DATA EXCERPTS -
————

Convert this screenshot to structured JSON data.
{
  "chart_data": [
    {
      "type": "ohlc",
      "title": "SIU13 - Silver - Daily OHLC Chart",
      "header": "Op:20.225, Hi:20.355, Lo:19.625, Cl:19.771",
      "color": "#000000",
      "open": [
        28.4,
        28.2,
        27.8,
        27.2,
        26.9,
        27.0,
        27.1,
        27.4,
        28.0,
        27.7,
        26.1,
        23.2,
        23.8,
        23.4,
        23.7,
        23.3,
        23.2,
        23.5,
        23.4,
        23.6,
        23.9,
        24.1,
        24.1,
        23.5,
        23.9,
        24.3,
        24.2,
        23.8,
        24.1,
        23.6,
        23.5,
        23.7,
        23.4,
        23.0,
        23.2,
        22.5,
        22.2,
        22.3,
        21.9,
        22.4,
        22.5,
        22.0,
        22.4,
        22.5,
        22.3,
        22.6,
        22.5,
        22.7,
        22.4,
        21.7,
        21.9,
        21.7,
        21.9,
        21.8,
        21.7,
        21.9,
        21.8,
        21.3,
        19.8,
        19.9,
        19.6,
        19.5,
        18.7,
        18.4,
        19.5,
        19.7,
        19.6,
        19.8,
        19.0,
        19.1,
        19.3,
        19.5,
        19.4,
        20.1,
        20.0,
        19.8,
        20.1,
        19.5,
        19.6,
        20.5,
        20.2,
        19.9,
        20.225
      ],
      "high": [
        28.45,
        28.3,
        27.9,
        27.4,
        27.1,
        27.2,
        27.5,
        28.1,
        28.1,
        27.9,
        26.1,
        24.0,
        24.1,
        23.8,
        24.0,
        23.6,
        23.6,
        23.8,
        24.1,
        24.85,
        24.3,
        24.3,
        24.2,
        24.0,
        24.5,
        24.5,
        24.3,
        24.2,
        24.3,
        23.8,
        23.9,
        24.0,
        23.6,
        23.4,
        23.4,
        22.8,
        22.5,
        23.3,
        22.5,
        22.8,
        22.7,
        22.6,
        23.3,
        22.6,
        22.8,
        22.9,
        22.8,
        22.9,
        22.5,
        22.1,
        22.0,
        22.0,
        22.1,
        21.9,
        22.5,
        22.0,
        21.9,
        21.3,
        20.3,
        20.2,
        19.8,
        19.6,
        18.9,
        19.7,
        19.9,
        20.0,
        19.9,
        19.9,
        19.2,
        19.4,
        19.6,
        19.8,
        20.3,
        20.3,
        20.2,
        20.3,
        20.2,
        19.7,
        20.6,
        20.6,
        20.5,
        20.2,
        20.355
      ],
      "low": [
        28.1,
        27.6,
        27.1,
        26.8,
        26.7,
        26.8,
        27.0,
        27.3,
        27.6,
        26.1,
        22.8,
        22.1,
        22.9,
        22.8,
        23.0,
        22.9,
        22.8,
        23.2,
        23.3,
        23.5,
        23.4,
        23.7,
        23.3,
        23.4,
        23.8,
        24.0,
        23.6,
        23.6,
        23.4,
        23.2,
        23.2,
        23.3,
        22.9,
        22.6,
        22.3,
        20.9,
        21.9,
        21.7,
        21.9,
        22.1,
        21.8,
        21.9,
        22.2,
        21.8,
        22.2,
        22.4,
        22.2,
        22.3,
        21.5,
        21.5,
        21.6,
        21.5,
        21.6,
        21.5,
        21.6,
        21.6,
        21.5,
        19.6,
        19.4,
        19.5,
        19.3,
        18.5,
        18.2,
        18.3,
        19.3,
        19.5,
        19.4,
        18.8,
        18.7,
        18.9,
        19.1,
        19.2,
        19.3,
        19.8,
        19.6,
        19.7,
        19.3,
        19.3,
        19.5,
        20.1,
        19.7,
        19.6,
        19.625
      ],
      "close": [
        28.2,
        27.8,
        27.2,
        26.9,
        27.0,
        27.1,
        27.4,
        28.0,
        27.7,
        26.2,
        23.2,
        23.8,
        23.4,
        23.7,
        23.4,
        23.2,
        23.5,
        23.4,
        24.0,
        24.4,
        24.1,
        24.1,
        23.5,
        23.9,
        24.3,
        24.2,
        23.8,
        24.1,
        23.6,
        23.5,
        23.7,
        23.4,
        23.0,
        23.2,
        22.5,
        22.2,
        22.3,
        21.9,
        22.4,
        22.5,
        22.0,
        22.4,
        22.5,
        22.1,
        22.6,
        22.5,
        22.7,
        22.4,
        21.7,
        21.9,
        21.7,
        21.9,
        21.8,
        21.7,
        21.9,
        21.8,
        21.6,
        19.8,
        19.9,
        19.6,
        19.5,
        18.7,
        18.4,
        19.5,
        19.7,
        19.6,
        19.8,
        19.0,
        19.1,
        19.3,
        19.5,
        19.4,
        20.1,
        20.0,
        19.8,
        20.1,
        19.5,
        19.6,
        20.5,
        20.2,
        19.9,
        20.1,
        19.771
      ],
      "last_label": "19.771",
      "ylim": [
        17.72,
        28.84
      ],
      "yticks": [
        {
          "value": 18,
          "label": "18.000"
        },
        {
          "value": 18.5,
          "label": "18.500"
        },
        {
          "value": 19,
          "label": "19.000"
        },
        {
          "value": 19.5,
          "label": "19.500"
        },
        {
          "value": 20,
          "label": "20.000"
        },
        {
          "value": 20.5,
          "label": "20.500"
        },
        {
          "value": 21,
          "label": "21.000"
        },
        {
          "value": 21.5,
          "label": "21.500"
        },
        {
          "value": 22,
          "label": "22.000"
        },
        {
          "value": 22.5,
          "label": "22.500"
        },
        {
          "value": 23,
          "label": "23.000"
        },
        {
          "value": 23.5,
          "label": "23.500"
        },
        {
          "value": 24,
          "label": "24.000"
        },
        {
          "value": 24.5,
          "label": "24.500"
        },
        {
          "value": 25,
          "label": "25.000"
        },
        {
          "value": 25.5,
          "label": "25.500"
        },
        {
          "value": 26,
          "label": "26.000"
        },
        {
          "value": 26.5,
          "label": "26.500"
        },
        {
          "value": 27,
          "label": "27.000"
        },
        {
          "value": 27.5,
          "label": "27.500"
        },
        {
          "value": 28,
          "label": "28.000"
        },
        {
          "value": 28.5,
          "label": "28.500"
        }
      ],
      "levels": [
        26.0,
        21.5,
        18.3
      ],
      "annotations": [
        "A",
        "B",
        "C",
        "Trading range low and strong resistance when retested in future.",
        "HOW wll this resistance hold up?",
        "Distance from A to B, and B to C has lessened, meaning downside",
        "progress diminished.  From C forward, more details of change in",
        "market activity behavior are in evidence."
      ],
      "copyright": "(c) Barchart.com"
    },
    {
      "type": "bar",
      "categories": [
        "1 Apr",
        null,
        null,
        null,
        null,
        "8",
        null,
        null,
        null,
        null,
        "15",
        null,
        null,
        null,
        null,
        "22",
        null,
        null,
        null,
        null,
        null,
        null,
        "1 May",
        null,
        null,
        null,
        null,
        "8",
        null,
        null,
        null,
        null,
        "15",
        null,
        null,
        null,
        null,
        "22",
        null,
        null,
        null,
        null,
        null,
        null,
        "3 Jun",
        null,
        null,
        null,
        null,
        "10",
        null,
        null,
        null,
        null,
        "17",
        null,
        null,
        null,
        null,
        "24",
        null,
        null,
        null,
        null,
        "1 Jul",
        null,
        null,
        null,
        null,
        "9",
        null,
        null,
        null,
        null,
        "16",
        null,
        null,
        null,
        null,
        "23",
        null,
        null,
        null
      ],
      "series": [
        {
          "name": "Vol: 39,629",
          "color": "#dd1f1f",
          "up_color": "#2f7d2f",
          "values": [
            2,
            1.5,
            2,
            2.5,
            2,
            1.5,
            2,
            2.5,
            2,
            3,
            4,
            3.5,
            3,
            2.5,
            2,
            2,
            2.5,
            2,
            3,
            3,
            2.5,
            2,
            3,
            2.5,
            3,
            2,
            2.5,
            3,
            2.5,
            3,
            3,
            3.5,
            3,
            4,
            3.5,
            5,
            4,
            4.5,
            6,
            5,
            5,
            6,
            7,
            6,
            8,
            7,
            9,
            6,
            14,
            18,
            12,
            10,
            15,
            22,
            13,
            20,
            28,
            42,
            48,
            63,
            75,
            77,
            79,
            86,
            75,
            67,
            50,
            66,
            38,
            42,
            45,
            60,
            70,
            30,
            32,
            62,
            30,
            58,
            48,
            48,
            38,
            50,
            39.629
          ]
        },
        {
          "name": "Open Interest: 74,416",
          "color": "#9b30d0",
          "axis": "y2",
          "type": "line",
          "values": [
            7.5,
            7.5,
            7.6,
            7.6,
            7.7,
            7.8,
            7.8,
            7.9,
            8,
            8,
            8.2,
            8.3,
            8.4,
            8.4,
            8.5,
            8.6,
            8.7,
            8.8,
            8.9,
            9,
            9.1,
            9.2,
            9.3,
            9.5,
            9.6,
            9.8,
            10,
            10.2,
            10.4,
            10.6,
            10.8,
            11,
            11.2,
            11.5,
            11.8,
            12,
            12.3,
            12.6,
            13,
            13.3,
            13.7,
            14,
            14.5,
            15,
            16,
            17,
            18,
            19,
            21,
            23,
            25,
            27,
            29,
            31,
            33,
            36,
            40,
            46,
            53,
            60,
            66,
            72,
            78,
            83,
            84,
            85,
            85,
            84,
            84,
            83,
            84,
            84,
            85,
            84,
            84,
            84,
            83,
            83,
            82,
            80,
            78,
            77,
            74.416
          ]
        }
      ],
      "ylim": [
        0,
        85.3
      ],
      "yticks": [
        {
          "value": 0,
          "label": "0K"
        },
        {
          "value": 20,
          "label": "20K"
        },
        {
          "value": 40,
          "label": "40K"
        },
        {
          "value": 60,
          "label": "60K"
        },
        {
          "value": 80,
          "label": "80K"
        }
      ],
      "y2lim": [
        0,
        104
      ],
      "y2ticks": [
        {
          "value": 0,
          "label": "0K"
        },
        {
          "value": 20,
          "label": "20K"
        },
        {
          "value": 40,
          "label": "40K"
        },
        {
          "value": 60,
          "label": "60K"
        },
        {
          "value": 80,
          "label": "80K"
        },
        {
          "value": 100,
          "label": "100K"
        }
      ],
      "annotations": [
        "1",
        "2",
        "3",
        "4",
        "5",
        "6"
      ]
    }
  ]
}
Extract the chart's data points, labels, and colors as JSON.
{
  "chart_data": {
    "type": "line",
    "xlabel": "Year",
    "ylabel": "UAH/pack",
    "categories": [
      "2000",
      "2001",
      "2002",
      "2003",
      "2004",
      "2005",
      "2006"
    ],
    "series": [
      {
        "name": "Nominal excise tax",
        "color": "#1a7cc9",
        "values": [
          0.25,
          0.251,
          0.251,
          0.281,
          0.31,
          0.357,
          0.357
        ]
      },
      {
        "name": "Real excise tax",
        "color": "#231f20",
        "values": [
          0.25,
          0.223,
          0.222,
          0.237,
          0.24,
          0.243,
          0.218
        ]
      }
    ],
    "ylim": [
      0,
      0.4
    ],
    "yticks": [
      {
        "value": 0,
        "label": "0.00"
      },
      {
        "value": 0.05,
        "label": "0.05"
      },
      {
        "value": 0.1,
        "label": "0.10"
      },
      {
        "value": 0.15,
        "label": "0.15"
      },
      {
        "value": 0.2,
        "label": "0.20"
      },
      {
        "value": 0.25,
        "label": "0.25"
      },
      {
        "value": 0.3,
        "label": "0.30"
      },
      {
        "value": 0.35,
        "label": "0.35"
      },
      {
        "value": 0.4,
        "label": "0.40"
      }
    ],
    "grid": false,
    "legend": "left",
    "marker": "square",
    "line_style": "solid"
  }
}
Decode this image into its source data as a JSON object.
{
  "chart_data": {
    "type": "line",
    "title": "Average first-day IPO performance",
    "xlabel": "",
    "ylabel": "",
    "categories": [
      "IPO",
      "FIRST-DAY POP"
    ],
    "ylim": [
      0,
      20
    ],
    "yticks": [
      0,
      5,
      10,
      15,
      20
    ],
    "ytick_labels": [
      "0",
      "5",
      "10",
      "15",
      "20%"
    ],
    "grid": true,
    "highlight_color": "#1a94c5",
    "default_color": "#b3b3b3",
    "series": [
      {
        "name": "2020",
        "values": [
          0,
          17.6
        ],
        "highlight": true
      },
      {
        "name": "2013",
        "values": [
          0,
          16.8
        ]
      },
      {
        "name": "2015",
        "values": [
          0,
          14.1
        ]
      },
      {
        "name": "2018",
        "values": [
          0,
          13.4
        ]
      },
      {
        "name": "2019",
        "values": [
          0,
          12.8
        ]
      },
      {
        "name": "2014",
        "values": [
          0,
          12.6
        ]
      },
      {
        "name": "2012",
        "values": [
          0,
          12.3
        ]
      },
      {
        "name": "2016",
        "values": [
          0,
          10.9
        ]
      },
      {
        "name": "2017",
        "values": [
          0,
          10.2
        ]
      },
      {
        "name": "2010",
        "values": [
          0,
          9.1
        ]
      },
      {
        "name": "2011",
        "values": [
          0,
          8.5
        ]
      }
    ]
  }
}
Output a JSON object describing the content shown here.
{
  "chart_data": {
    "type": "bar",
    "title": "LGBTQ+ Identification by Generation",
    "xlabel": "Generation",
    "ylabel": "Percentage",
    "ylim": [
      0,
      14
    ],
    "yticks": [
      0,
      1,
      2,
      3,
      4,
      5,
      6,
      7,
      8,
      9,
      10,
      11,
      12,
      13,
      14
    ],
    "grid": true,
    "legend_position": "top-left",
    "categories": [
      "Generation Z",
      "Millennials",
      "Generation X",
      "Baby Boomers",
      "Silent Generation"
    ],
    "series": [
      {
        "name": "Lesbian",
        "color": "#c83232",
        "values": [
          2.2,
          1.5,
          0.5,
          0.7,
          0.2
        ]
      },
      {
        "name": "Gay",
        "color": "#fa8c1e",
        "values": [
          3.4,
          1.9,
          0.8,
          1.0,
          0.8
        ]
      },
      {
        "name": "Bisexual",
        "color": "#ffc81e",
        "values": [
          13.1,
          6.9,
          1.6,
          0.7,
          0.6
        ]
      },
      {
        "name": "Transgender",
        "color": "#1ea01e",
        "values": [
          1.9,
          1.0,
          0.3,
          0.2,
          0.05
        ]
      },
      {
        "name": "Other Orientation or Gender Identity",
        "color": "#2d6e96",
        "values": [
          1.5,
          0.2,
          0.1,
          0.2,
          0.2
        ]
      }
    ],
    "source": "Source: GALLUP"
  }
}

————

Give only the number of lines in the data that hold the word "left".

2